Objective:
Reproduce each line exactly. Skip none.

+++ Exercise input

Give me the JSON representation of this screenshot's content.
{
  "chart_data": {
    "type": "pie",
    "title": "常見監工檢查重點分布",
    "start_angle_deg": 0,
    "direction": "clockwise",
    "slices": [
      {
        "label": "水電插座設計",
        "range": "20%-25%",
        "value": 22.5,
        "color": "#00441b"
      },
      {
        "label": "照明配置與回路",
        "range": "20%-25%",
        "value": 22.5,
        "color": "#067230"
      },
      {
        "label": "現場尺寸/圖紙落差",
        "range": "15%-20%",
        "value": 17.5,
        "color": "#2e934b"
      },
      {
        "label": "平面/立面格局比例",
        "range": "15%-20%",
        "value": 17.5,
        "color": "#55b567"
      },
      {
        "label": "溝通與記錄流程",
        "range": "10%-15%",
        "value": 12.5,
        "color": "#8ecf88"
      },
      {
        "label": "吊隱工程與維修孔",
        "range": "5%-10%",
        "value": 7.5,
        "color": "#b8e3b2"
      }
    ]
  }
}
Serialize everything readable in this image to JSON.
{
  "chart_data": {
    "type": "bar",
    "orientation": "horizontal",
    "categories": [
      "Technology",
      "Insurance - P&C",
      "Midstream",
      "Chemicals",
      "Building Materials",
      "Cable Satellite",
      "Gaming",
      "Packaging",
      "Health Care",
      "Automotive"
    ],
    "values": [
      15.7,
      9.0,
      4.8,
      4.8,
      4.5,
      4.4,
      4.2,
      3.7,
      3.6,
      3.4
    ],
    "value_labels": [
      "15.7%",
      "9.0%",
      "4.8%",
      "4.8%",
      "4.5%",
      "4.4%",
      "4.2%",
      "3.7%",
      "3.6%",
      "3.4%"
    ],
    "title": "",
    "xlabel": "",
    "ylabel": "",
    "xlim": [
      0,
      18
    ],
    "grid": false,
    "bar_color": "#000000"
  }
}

++++++

Solution for this task:
Give me the JSON representation of this screenshot's content.
{
  "chart_data": {
    "type": "pie",
    "title": "常見監工檢查重點分布",
    "start_angle_deg": 0,
    "direction": "clockwise",
    "slices": [
      {
        "label": "水電插座設計",
        "range": "20%-25%",
        "value": 22.5,
        "color": "#00441b"
      },
      {
        "label": "照明配置與回路",
        "range": "20%-25%",
        "value": 22.5,
        "color": "#067230"
      },
      {
        "label": "現場尺寸/圖紙落差",
        "range": "15%-20%",
        "value": 17.5,
        "color": "#2e934b"
      },
      {
        "label": "平面/立面格局比例",
        "range": "15%-20%",
        "value": 17.5,
        "color": "#55b567"
      },
      {
        "label": "溝通與記錄流程",
        "range": "10%-15%",
        "value": 12.5,
        "color": "#8ecf88"
      },
      {
        "label": "吊隱工程與維修孔",
        "range": "5%-10%",
        "value": 7.5,
        "color": "#b8e3b2"
      }
    ]
  }
}
Serialize everything readable in this image to JSON.
{
  "chart_data": {
    "type": "bar",
    "orientation": "horizontal",
    "categories": [
      "Technology",
      "Insurance - P&C",
      "Midstream",
      "Chemicals",
      "Building Materials",
      "Cable Satellite",
      "Gaming",
      "Packaging",
      "Health Care",
      "Automotive"
    ],
    "values": [
      15.7,
      9.0,
      4.8,
      4.8,
      4.5,
      4.4,
      4.2,
      3.7,
      3.6,
      3.4
    ],
    "value_labels": [
      "15.7%",
      "9.0%",
      "4.8%",
      "4.8%",
      "4.5%",
      "4.4%",
      "4.2%",
      "3.7%",
      "3.6%",
      "3.4%"
    ],
    "title": "",
    "xlabel": "",
    "ylabel": "",
    "xlim": [
      0,
      18
    ],
    "grid": false,
    "bar_color": "#000000"
  }
}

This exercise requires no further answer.